## WHAT YOU WILL DO
From the meal-prep text, list every payoff the author names for adapting meal-prep tactics to a busy life.

Since then I’ve found ways to adapt meal-prep tactics to a busy life where time and money are limited. The payoff: fewer impulse takeout meals, less reliance on convenience snacks, and more consistently nourishing dinners.

With the holidays behind us and many of you planning for the year ahead, consider putting weekly home cooking near the top of your priorities. Don’t worry about new superfoods or elaborate DIY trends—just cook more, consistently.

To help you start, I created a free e-book full of practical tips for making batch cooking realistic. It covers recipe planning, smarter and more affordable market shopping, reducing waste, and lists the essential equipment to streamline your prep.

My beta group told me they found the meal-prep portions of the 4 Weeks to Wellness program most valuable—those anti-meal-plan meal plans, weekly batch-cooking recipes, and how-to guides made the biggest difference.

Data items
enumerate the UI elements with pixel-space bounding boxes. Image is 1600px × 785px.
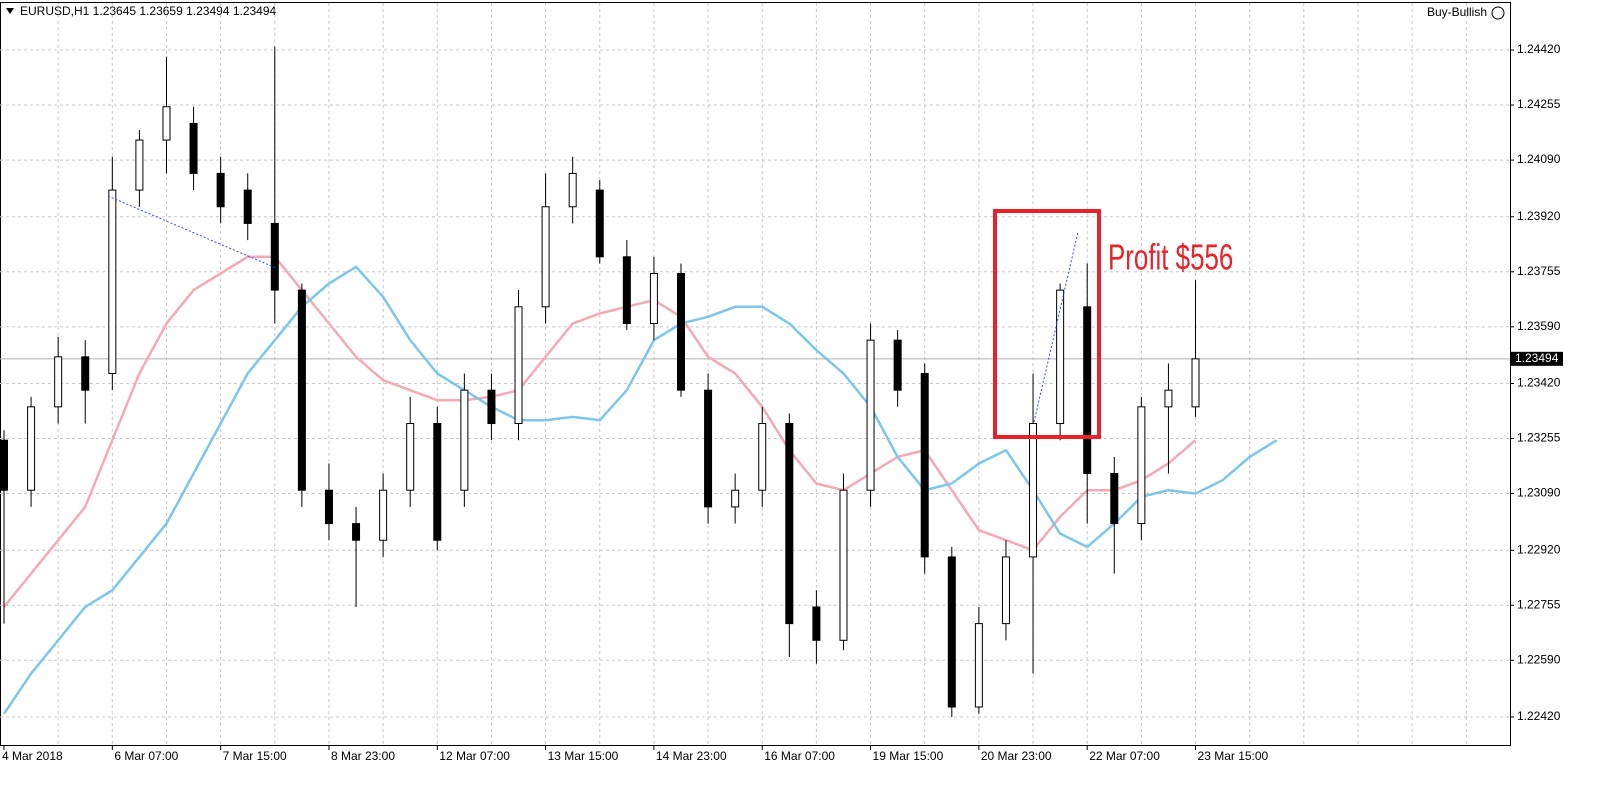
x-tick-label: 6 Mar 07:00 xyxy=(114,749,178,763)
candle-body xyxy=(704,389,713,508)
candle-body xyxy=(352,523,361,541)
candle-body xyxy=(920,373,929,558)
candle-body xyxy=(1029,423,1038,558)
x-tick-label: 23 Mar 15:00 xyxy=(1198,749,1269,763)
y-tick-label: 1.23255 xyxy=(1517,431,1561,445)
x-tick-label: 8 Mar 23:00 xyxy=(331,749,395,763)
y-tick-label: 1.22420 xyxy=(1517,709,1561,723)
x-tick-label: 16 Mar 07:00 xyxy=(764,749,835,763)
candle-body xyxy=(1164,389,1173,408)
x-tick-label: 19 Mar 15:00 xyxy=(873,749,944,763)
candle-body xyxy=(947,556,956,708)
candle-body xyxy=(54,356,63,408)
y-tick-label: 1.22920 xyxy=(1517,542,1561,556)
candle-body xyxy=(595,189,604,258)
trade-line xyxy=(1033,231,1079,423)
smiley-icon xyxy=(1491,6,1505,20)
candle-body xyxy=(243,189,252,224)
candle-body xyxy=(541,206,550,308)
candle-body xyxy=(893,339,902,391)
plot-frame xyxy=(0,2,1511,746)
candle-body xyxy=(1191,358,1200,408)
moving-average xyxy=(2,265,1278,715)
highlight-box xyxy=(993,209,1101,439)
menu-arrow[interactable] xyxy=(6,8,14,14)
trade-line xyxy=(107,195,277,269)
y-tick-label: 1.24255 xyxy=(1517,97,1561,111)
y-tick-label: 1.24090 xyxy=(1517,152,1561,166)
x-tick-label: 4 Mar 2018 xyxy=(2,749,63,763)
candle-body xyxy=(568,172,577,208)
y-tick-label: 1.23590 xyxy=(1517,319,1561,333)
candle-body xyxy=(433,423,442,541)
candle-body xyxy=(487,389,496,425)
y-tick-label: 1.24420 xyxy=(1517,42,1561,56)
candle-body xyxy=(758,423,767,491)
candle-body xyxy=(27,406,36,491)
candle-body xyxy=(866,339,875,491)
candle-body xyxy=(81,356,90,391)
candle-body xyxy=(1137,406,1146,525)
candle-body xyxy=(785,423,794,625)
y-tick-label: 1.22590 xyxy=(1517,652,1561,666)
candle-body xyxy=(1110,473,1119,525)
candle-body xyxy=(677,272,685,391)
candle-body xyxy=(514,306,523,425)
moving-average xyxy=(3,255,1197,608)
candle-body xyxy=(162,106,171,141)
chart-title: EURUSD,H1 1.23645 1.23659 1.23494 1.2349… xyxy=(20,4,277,18)
x-tick-label: 22 Mar 07:00 xyxy=(1089,749,1160,763)
y-tick-label: 1.22755 xyxy=(1517,597,1561,611)
candle-body xyxy=(812,606,821,641)
indicator-name: Buy-Bullish xyxy=(1427,5,1487,19)
candle-body xyxy=(649,272,658,324)
last-price-label: 1.23494 xyxy=(1515,351,1559,365)
candle-body xyxy=(1083,306,1092,475)
candle-body xyxy=(406,423,415,491)
candle-body xyxy=(108,189,117,375)
x-tick-label: 13 Mar 15:00 xyxy=(548,749,619,763)
profit-annotation: Profit $556 xyxy=(1108,237,1233,277)
candle-body xyxy=(189,122,198,174)
x-tick-label: 12 Mar 07:00 xyxy=(439,749,510,763)
y-tick-label: 1.23420 xyxy=(1517,376,1561,390)
candle-body xyxy=(622,256,631,324)
candle-body xyxy=(1056,289,1065,425)
y-tick-label: 1.23755 xyxy=(1517,264,1561,278)
x-tick-label: 7 Mar 15:00 xyxy=(223,749,287,763)
x-tick-label: 20 Mar 23:00 xyxy=(981,749,1052,763)
x-tick-label: 14 Mar 23:00 xyxy=(656,749,727,763)
candle-body xyxy=(731,489,740,508)
candle-body xyxy=(379,489,388,541)
candle-body xyxy=(270,222,279,291)
y-tick-label: 1.23920 xyxy=(1517,209,1561,223)
candle-body xyxy=(460,389,469,491)
candle-body xyxy=(297,289,306,491)
y-tick-label: 1.23090 xyxy=(1517,486,1561,500)
candle-body xyxy=(324,489,333,525)
candle-body xyxy=(839,489,848,641)
candle-body xyxy=(1001,556,1010,625)
candle-body xyxy=(216,172,225,208)
candle-body xyxy=(974,623,983,708)
candle-body xyxy=(0,439,8,491)
last-price-box xyxy=(1511,351,1563,366)
candle-body xyxy=(135,139,144,191)
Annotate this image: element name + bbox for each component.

## RESULT
- Fewer impulse takeout meals
- Less reliance on convenience snacks
- More consistently nourishing dinners